WORK TO DO: What follows is a listing. Return every line of it exactly.

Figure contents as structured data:

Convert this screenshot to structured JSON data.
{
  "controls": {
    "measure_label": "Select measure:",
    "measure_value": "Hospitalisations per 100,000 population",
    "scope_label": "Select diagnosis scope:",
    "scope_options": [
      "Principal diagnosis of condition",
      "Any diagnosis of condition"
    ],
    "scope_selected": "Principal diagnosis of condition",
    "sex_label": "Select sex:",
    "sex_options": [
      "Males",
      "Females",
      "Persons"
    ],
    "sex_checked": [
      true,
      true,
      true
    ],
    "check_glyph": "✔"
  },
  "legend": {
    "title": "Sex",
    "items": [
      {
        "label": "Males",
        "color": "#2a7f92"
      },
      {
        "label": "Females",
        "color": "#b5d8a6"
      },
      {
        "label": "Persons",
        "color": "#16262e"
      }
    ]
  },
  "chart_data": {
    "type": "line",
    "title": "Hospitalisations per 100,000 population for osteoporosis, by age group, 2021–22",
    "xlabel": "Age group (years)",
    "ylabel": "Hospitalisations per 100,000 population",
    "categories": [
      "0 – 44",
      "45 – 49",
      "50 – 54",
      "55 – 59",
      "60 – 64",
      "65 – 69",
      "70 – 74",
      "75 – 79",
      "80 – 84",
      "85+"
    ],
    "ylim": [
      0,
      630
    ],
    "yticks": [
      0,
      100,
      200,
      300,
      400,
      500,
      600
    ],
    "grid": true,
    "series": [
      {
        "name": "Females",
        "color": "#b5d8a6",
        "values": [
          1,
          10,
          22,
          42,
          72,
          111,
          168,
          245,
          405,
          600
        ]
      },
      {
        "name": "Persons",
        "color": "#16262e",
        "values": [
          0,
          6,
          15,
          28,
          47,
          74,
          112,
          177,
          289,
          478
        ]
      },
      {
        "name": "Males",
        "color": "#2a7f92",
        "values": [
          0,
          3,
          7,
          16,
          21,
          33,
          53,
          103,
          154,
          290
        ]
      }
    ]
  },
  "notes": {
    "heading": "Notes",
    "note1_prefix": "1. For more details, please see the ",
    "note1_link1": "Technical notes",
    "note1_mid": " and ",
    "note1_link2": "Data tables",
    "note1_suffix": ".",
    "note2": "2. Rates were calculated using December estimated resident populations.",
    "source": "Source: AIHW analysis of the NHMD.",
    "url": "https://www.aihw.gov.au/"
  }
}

COMPLETED EXERCISE:
Convert this screenshot to structured JSON data.
{
  "controls": {
    "measure_label": "Select measure:",
    "measure_value": "Hospitalisations per 100,000 population",
    "scope_label": "Select diagnosis scope:",
    "scope_options": [
      "Principal diagnosis of condition",
      "Any diagnosis of condition"
    ],
    "scope_selected": "Principal diagnosis of condition",
    "sex_label": "Select sex:",
    "sex_options": [
      "Males",
      "Females",
      "Persons"
    ],
    "sex_checked": [
      true,
      true,
      true
    ],
    "check_glyph": "✔"
  },
  "legend": {
    "title": "Sex",
    "items": [
      {
        "label": "Males",
        "color": "#2a7f92"
      },
      {
        "label": "Females",
        "color": "#b5d8a6"
      },
      {
        "label": "Persons",
        "color": "#16262e"
      }
    ]
  },
  "chart_data": {
    "type": "line",
    "title": "Hospitalisations per 100,000 population for osteoporosis, by age group, 2021–22",
    "xlabel": "Age group (years)",
    "ylabel": "Hospitalisations per 100,000 population",
    "categories": [
      "0 – 44",
      "45 – 49",
      "50 – 54",
      "55 – 59",
      "60 – 64",
      "65 – 69",
      "70 – 74",
      "75 – 79",
      "80 – 84",
      "85+"
    ],
    "ylim": [
      0,
      630
    ],
    "yticks": [
      0,
      100,
      200,
      300,
      400,
      500,
      600
    ],
    "grid": true,
    "series": [
      {
        "name": "Females",
        "color": "#b5d8a6",
        "values": [
          1,
          10,
          22,
          42,
          72,
          111,
          168,
          245,
          405,
          600
        ]
      },
      {
        "name": "Persons",
        "color": "#16262e",
        "values": [
          0,
          6,
          15,
          28,
          47,
          74,
          112,
          177,
          289,
          478
        ]
      },
      {
        "name": "Males",
        "color": "#2a7f92",
        "values": [
          0,
          3,
          7,
          16,
          21,
          33,
          53,
          103,
          154,
          290
        ]
      }
    ]
  },
  "notes": {
    "heading": "Notes",
    "note1_prefix": "1. For more details, please see the ",
    "note1_link1": "Technical notes",
    "note1_mid": " and ",
    "note1_link2": "Data tables",
    "note1_suffix": ".",
    "note2": "2. Rates were calculated using December estimated resident populations.",
    "source": "Source: AIHW analysis of the NHMD.",
    "url": "https://www.aihw.gov.au/"
  }
}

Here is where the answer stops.